§ What you have to do: From the records below, extract all the text exactly and leave the images behind.

§ Dataset rows:
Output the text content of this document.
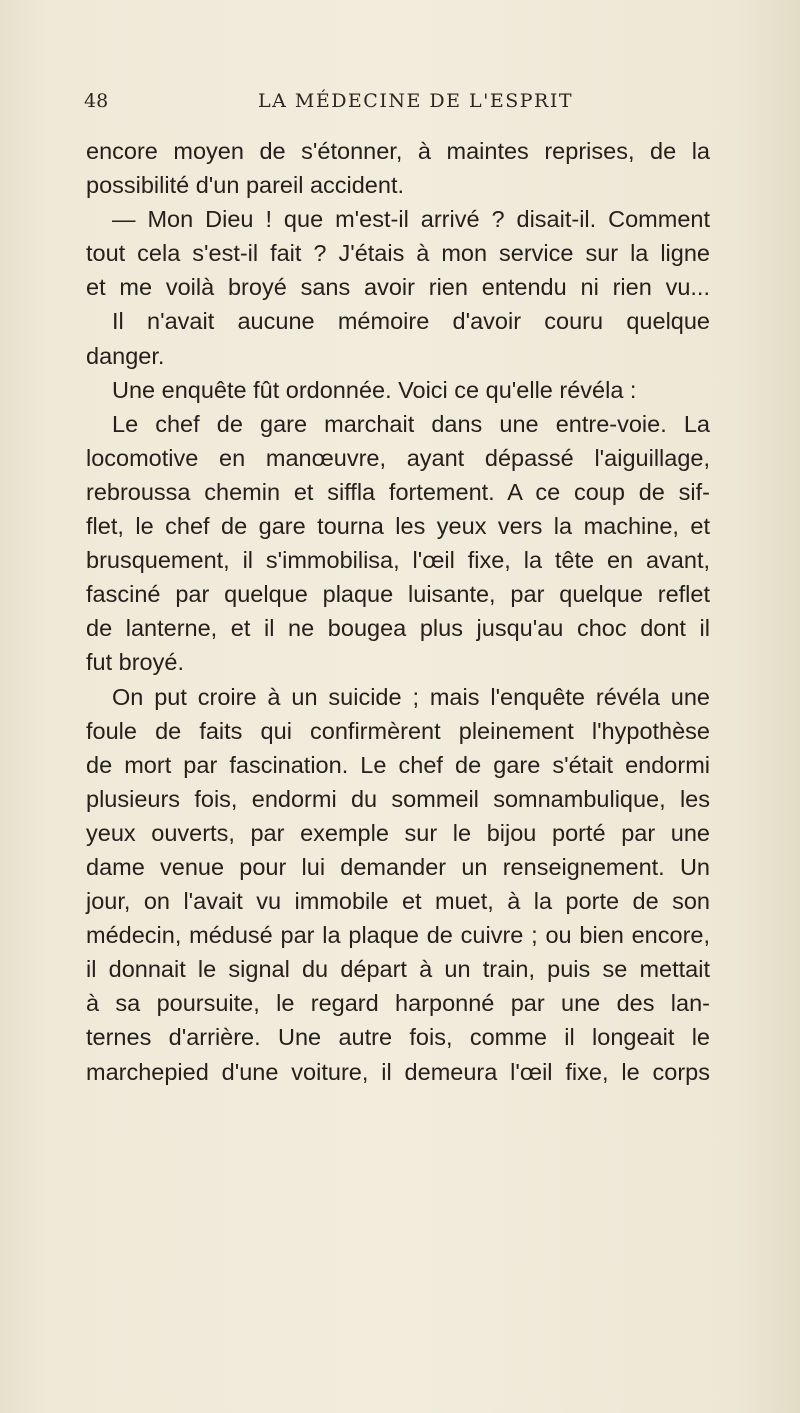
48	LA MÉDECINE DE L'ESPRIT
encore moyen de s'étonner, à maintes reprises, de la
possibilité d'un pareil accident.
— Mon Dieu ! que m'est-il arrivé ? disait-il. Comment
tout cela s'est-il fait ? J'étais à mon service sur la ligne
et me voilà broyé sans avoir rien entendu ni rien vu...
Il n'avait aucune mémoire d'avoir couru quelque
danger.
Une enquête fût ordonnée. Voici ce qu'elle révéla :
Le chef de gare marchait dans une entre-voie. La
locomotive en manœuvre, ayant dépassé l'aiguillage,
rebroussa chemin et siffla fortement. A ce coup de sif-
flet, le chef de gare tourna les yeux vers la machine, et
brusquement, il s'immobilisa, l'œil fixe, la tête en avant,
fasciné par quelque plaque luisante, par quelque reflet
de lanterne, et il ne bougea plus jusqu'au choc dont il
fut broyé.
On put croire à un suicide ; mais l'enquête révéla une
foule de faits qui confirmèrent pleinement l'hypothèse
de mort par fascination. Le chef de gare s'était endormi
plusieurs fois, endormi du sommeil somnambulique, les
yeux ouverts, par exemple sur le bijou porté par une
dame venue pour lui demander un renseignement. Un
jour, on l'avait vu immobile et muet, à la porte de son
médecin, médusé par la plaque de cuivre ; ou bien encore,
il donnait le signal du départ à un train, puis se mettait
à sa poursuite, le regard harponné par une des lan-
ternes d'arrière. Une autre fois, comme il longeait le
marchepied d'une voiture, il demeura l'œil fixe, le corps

§ Reply:
Output the text content of this document.
48	LA MÉDECINE DE L'ESPRIT
encore moyen de s'étonner, à maintes reprises, de la
possibilité d'un pareil accident.
— Mon Dieu ! que m'est-il arrivé ? disait-il. Comment
tout cela s'est-il fait ? J'étais à mon service sur la ligne
et me voilà broyé sans avoir rien entendu ni rien vu...
Il n'avait aucune mémoire d'avoir couru quelque
danger.
Une enquête fût ordonnée. Voici ce qu'elle révéla :
Le chef de gare marchait dans une entre-voie. La
locomotive en manœuvre, ayant dépassé l'aiguillage,
rebroussa chemin et siffla fortement. A ce coup de sif-
flet, le chef de gare tourna les yeux vers la machine, et
brusquement, il s'immobilisa, l'œil fixe, la tête en avant,
fasciné par quelque plaque luisante, par quelque reflet
de lanterne, et il ne bougea plus jusqu'au choc dont il
fut broyé.
On put croire à un suicide ; mais l'enquête révéla une
foule de faits qui confirmèrent pleinement l'hypothèse
de mort par fascination. Le chef de gare s'était endormi
plusieurs fois, endormi du sommeil somnambulique, les
yeux ouverts, par exemple sur le bijou porté par une
dame venue pour lui demander un renseignement. Un
jour, on l'avait vu immobile et muet, à la porte de son
médecin, médusé par la plaque de cuivre ; ou bien encore,
il donnait le signal du départ à un train, puis se mettait
à sa poursuite, le regard harponné par une des lan-
ternes d'arrière. Une autre fois, comme il longeait le
marchepied d'une voiture, il demeura l'œil fixe, le corps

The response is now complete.